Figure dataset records

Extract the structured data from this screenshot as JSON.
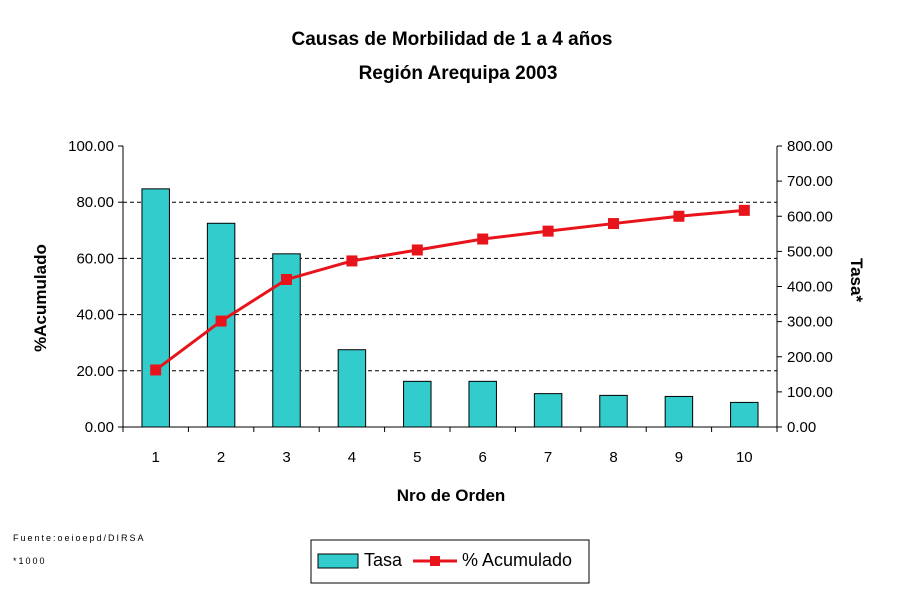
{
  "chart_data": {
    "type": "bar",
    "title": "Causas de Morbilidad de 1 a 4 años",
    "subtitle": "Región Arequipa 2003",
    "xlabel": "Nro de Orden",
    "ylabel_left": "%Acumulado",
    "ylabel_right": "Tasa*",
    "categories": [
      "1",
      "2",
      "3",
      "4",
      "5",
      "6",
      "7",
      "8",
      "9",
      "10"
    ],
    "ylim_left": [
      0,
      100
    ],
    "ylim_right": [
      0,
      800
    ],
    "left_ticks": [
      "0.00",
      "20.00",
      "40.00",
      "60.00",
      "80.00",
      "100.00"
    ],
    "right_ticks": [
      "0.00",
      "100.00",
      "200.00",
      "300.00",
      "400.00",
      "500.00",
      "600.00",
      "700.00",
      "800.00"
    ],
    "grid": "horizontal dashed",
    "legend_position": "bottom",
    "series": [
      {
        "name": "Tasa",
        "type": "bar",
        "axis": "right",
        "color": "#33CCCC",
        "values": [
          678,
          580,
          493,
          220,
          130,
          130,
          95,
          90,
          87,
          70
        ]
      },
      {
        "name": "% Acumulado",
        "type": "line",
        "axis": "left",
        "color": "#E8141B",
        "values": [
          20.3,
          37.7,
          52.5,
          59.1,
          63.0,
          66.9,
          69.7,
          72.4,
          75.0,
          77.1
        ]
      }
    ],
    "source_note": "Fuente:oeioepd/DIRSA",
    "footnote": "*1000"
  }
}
==
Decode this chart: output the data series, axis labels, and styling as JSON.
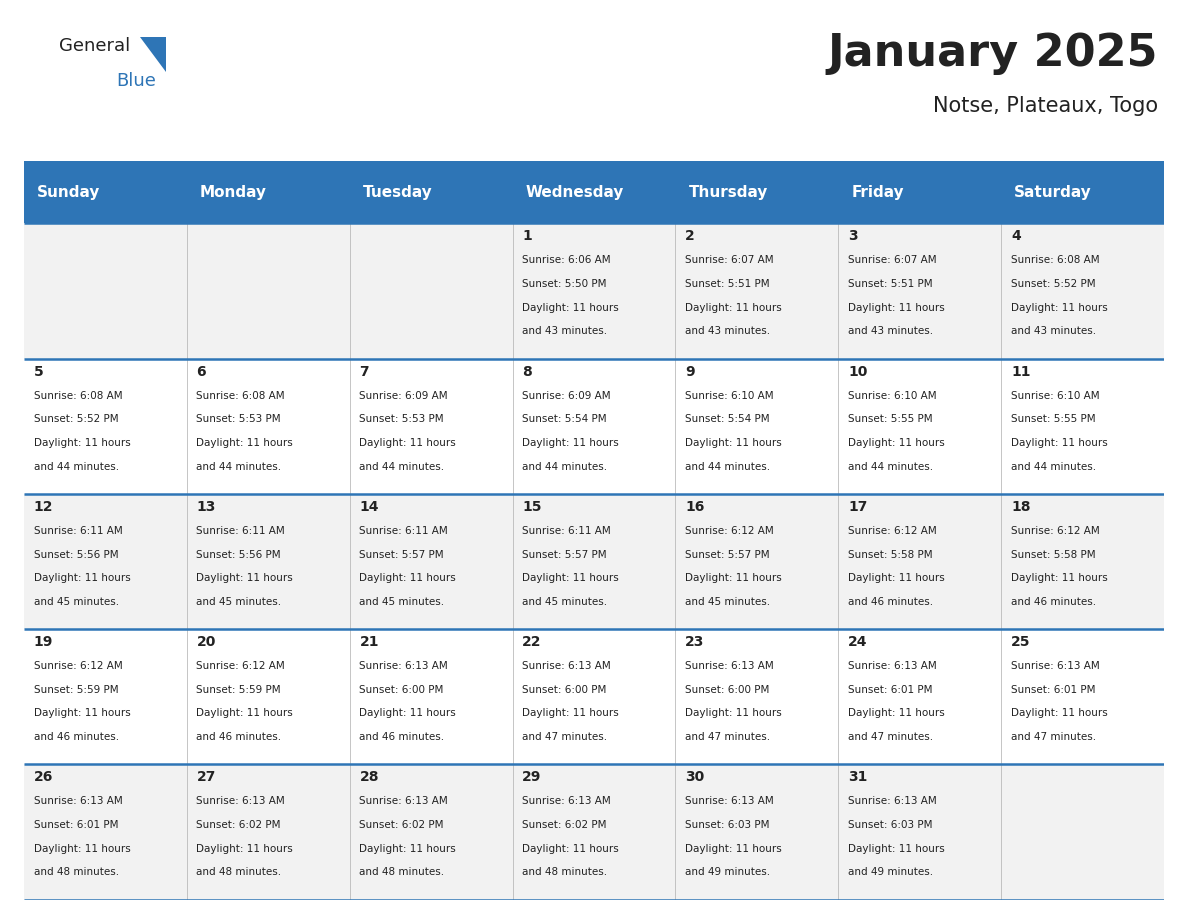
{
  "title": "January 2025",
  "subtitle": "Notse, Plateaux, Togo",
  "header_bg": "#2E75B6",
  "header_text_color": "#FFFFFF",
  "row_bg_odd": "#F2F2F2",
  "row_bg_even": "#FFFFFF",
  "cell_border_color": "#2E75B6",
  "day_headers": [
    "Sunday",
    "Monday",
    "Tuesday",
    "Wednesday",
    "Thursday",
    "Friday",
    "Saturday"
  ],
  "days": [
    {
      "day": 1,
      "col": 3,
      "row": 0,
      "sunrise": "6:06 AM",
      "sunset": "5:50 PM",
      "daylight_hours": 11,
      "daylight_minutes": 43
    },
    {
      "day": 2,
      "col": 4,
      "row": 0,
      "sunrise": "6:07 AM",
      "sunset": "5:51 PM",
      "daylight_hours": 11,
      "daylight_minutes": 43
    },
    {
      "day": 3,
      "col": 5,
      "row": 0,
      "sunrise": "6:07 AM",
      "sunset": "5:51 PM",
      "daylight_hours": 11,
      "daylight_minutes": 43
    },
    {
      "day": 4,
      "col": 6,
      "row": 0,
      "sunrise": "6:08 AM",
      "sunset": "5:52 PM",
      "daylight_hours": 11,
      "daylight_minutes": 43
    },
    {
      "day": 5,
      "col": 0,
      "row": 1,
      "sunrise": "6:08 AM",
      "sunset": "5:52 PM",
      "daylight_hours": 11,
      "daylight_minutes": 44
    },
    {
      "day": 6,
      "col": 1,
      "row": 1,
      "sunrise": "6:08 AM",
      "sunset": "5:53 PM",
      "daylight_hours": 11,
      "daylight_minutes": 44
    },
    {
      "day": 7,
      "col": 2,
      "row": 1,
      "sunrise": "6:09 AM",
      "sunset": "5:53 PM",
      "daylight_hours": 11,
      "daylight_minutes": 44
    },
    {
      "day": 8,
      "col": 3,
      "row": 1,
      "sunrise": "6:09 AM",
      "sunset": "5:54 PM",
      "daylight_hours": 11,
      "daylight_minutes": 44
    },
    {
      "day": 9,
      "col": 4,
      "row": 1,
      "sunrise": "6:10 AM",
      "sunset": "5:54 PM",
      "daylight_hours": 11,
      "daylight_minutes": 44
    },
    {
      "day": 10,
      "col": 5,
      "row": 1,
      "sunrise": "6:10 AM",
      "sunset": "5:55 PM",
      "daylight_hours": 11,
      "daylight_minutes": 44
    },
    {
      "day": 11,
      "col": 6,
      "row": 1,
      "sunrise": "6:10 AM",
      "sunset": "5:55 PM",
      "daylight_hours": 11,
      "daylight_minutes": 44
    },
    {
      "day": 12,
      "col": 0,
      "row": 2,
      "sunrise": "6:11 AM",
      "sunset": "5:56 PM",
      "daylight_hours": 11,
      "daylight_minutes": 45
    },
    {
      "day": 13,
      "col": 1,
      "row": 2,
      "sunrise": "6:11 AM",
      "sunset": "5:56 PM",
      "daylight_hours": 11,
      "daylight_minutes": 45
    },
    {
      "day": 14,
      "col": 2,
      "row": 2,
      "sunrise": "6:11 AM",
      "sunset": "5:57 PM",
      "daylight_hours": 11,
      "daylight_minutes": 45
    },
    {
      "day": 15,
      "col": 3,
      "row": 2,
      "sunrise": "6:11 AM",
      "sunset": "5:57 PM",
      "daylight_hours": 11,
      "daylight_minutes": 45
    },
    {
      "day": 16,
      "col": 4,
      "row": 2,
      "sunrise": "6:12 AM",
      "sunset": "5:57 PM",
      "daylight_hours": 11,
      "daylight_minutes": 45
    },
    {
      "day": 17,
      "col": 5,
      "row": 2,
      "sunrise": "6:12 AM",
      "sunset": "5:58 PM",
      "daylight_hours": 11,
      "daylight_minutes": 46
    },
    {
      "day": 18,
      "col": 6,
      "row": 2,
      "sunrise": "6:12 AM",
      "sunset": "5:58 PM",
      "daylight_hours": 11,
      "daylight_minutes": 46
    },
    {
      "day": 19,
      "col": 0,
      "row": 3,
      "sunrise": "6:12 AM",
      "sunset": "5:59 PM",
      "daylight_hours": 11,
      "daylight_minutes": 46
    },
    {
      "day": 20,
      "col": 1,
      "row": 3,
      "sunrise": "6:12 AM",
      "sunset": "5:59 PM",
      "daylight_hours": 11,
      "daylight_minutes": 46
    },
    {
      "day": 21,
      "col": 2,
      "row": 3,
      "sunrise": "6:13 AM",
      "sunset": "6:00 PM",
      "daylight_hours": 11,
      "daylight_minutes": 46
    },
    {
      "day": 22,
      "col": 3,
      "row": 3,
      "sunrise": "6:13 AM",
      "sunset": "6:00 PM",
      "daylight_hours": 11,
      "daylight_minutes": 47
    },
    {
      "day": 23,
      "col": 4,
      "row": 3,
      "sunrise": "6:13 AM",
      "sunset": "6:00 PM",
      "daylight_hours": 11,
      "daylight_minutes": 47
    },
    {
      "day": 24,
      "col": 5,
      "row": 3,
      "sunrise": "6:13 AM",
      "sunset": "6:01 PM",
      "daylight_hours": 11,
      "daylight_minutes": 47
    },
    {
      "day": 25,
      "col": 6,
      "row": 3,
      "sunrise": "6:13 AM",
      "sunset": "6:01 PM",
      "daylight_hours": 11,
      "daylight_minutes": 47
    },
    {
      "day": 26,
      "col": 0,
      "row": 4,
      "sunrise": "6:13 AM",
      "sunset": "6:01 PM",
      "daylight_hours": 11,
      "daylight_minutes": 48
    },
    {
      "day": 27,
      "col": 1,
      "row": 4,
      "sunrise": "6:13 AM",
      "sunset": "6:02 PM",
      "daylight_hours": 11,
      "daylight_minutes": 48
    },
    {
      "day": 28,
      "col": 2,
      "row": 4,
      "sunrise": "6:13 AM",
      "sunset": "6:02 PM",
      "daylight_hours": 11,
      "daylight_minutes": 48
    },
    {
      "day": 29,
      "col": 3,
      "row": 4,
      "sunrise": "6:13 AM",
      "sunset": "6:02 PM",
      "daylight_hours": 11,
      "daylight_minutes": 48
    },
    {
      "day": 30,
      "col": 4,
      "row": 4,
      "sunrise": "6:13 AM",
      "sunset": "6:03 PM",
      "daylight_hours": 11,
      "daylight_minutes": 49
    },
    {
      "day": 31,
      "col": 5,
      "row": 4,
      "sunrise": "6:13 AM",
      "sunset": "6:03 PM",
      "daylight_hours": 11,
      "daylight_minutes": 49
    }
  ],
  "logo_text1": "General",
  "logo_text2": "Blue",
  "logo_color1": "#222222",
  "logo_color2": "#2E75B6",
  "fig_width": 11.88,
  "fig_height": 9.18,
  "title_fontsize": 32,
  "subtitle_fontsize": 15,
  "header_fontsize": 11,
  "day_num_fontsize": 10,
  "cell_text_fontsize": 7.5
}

» **GOAL**
Above are several records. Count the lines among them that contain "FFFFFF" and give only the total.

» **RESPONSE TO THIS TASK**
2